Task details. Return every record below exactly as written, omitting any pictures.

Records to process.
........
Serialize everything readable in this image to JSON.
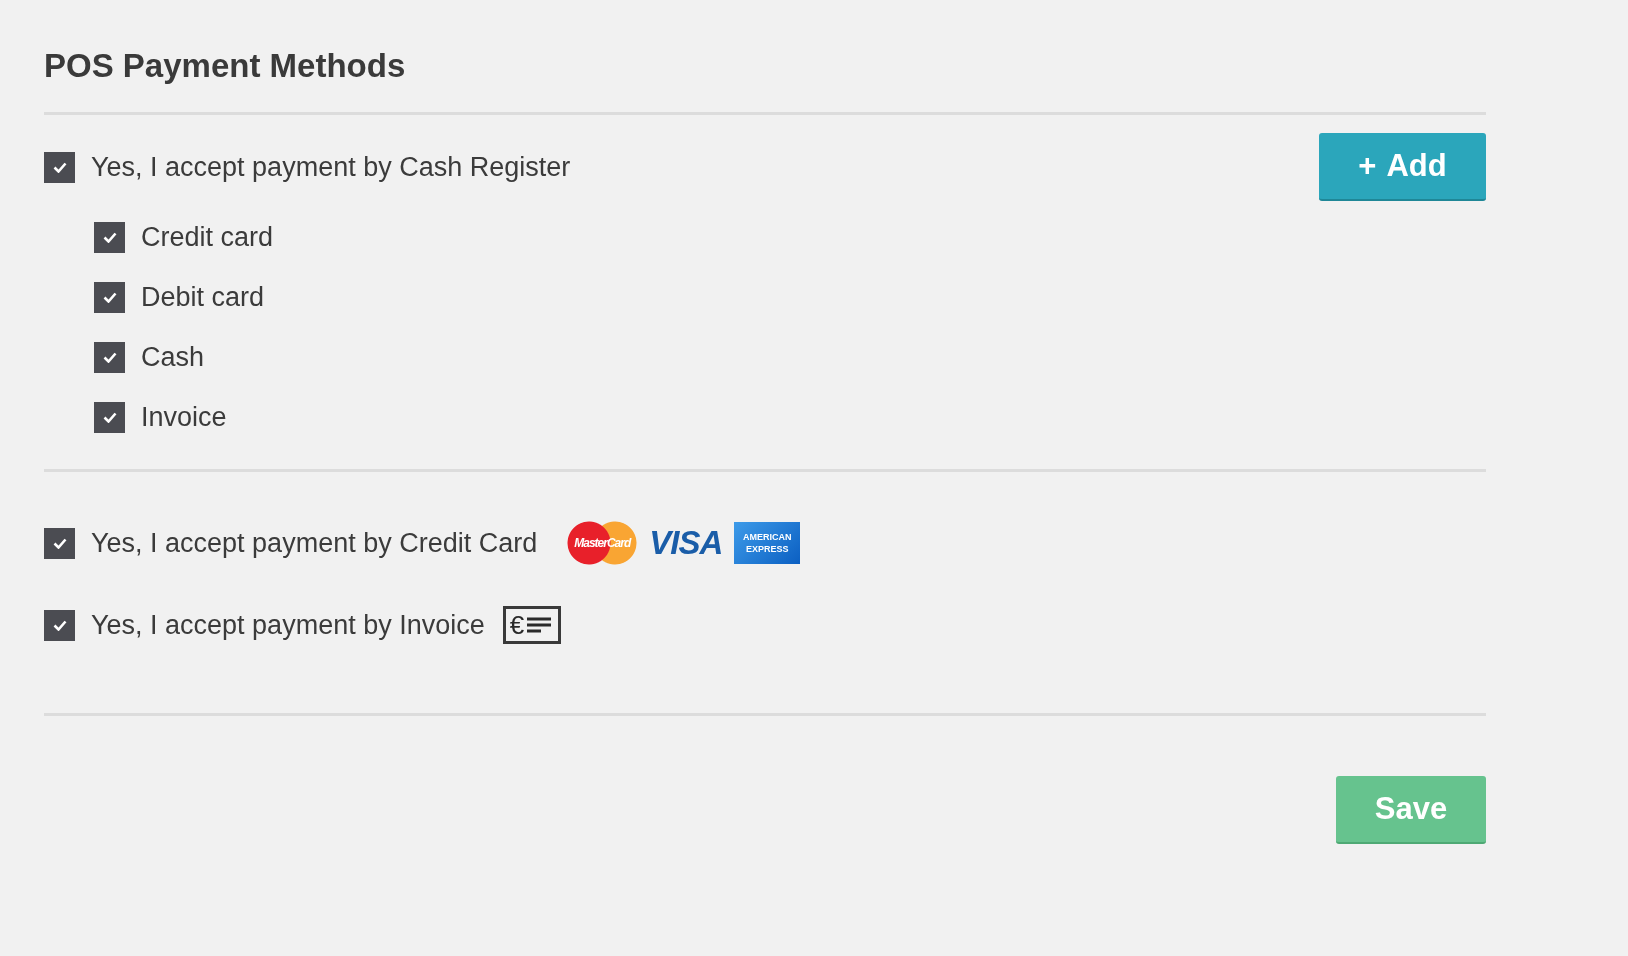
{
  "title": "POS Payment Methods",
  "cash_register": {
    "label": "Yes, I accept payment by Cash Register",
    "checked": true,
    "add_button": {
      "icon": "+",
      "label": "Add"
    },
    "options": [
      {
        "label": "Credit card",
        "checked": true
      },
      {
        "label": "Debit card",
        "checked": true
      },
      {
        "label": "Cash",
        "checked": true
      },
      {
        "label": "Invoice",
        "checked": true
      }
    ]
  },
  "methods": [
    {
      "kind": "cards",
      "label": "Yes, I accept payment by Credit Card",
      "checked": true,
      "logos": [
        {
          "kind": "mastercard",
          "text": "MasterCard"
        },
        {
          "kind": "visa",
          "text": "VISA"
        },
        {
          "kind": "amex",
          "text": "AMERICAN EXPRESS"
        }
      ]
    },
    {
      "kind": "invoice",
      "label": "Yes, I accept payment by Invoice",
      "checked": true,
      "icon_text": "€"
    }
  ],
  "save_button": "Save"
}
........
Written solution.
Serialize everything readable in this image to JSON.
{
  "title": "POS Payment Methods",
  "cash_register": {
    "label": "Yes, I accept payment by Cash Register",
    "checked": true,
    "add_button": {
      "icon": "+",
      "label": "Add"
    },
    "options": [
      {
        "label": "Credit card",
        "checked": true
      },
      {
        "label": "Debit card",
        "checked": true
      },
      {
        "label": "Cash",
        "checked": true
      },
      {
        "label": "Invoice",
        "checked": true
      }
    ]
  },
  "methods": [
    {
      "kind": "cards",
      "label": "Yes, I accept payment by Credit Card",
      "checked": true,
      "logos": [
        {
          "kind": "mastercard",
          "text": "MasterCard"
        },
        {
          "kind": "visa",
          "text": "VISA"
        },
        {
          "kind": "amex",
          "text": "AMERICAN EXPRESS"
        }
      ]
    },
    {
      "kind": "invoice",
      "label": "Yes, I accept payment by Invoice",
      "checked": true,
      "icon_text": "€"
    }
  ],
  "save_button": "Save"
}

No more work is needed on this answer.